→ LISTED RECORDS:
━━━━━━━━
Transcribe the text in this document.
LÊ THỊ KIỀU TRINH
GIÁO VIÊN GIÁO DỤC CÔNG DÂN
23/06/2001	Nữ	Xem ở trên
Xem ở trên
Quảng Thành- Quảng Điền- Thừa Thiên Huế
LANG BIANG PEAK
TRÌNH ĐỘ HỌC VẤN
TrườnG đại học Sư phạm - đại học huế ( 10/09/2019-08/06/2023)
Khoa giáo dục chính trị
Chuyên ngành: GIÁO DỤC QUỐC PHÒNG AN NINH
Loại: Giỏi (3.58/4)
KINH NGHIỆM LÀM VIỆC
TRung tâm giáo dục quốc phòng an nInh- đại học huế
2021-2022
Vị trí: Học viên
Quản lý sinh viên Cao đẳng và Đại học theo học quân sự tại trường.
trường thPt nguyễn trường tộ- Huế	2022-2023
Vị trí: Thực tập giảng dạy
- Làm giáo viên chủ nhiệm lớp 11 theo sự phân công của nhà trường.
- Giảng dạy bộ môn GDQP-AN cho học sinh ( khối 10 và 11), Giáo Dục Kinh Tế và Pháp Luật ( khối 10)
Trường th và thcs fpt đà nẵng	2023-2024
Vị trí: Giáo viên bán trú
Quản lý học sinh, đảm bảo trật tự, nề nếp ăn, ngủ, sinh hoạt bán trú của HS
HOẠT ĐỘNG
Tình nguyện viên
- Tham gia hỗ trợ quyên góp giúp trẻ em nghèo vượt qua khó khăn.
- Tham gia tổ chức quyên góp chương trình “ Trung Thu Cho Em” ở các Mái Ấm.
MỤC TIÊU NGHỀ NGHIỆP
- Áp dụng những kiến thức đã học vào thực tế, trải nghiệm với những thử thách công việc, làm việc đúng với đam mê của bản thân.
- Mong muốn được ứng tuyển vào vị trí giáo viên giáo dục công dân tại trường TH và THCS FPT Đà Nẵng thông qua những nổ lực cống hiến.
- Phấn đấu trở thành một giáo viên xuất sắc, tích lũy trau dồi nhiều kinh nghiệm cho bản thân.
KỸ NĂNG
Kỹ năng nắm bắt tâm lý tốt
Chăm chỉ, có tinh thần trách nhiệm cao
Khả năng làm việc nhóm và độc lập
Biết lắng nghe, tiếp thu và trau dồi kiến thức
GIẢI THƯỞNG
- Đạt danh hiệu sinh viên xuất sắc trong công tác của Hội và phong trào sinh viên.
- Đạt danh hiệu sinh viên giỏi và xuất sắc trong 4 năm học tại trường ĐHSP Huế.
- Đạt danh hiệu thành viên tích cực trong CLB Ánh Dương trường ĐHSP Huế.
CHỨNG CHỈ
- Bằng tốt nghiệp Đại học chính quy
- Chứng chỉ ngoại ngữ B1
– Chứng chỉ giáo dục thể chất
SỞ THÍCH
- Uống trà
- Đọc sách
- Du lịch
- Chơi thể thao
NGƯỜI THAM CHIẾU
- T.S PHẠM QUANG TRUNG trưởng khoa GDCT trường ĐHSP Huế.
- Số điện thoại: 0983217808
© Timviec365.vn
━━━━━━━━
→ WORK TO DO: Each record above should be restated word for word.

→ EXERCISE RESULT:
Transcribe the text in this document.
LÊ THỊ KIỀU TRINH
GIÁO VIÊN GIÁO DỤC CÔNG DÂN
23/06/2001	Nữ	Xem ở trên
Xem ở trên
Quảng Thành- Quảng Điền- Thừa Thiên Huế
LANG BIANG PEAK
TRÌNH ĐỘ HỌC VẤN
TrườnG đại học Sư phạm - đại học huế ( 10/09/2019-08/06/2023)
Khoa giáo dục chính trị
Chuyên ngành: GIÁO DỤC QUỐC PHÒNG AN NINH
Loại: Giỏi (3.58/4)
KINH NGHIỆM LÀM VIỆC
TRung tâm giáo dục quốc phòng an nInh- đại học huế
2021-2022
Vị trí: Học viên
Quản lý sinh viên Cao đẳng và Đại học theo học quân sự tại trường.
trường thPt nguyễn trường tộ- Huế	2022-2023
Vị trí: Thực tập giảng dạy
- Làm giáo viên chủ nhiệm lớp 11 theo sự phân công của nhà trường.
- Giảng dạy bộ môn GDQP-AN cho học sinh ( khối 10 và 11), Giáo Dục Kinh Tế và Pháp Luật ( khối 10)
Trường th và thcs fpt đà nẵng	2023-2024
Vị trí: Giáo viên bán trú
Quản lý học sinh, đảm bảo trật tự, nề nếp ăn, ngủ, sinh hoạt bán trú của HS
HOẠT ĐỘNG
Tình nguyện viên
- Tham gia hỗ trợ quyên góp giúp trẻ em nghèo vượt qua khó khăn.
- Tham gia tổ chức quyên góp chương trình “ Trung Thu Cho Em” ở các Mái Ấm.
MỤC TIÊU NGHỀ NGHIỆP
- Áp dụng những kiến thức đã học vào thực tế, trải nghiệm với những thử thách công việc, làm việc đúng với đam mê của bản thân.
- Mong muốn được ứng tuyển vào vị trí giáo viên giáo dục công dân tại trường TH và THCS FPT Đà Nẵng thông qua những nổ lực cống hiến.
- Phấn đấu trở thành một giáo viên xuất sắc, tích lũy trau dồi nhiều kinh nghiệm cho bản thân.
KỸ NĂNG
Kỹ năng nắm bắt tâm lý tốt
Chăm chỉ, có tinh thần trách nhiệm cao
Khả năng làm việc nhóm và độc lập
Biết lắng nghe, tiếp thu và trau dồi kiến thức
GIẢI THƯỞNG
- Đạt danh hiệu sinh viên xuất sắc trong công tác của Hội và phong trào sinh viên.
- Đạt danh hiệu sinh viên giỏi và xuất sắc trong 4 năm học tại trường ĐHSP Huế.
- Đạt danh hiệu thành viên tích cực trong CLB Ánh Dương trường ĐHSP Huế.
CHỨNG CHỈ
- Bằng tốt nghiệp Đại học chính quy
- Chứng chỉ ngoại ngữ B1
– Chứng chỉ giáo dục thể chất
SỞ THÍCH
- Uống trà
- Đọc sách
- Du lịch
- Chơi thể thao
NGƯỜI THAM CHIẾU
- T.S PHẠM QUANG TRUNG trưởng khoa GDCT trường ĐHSP Huế.
- Số điện thoại: 0983217808
© Timviec365.vn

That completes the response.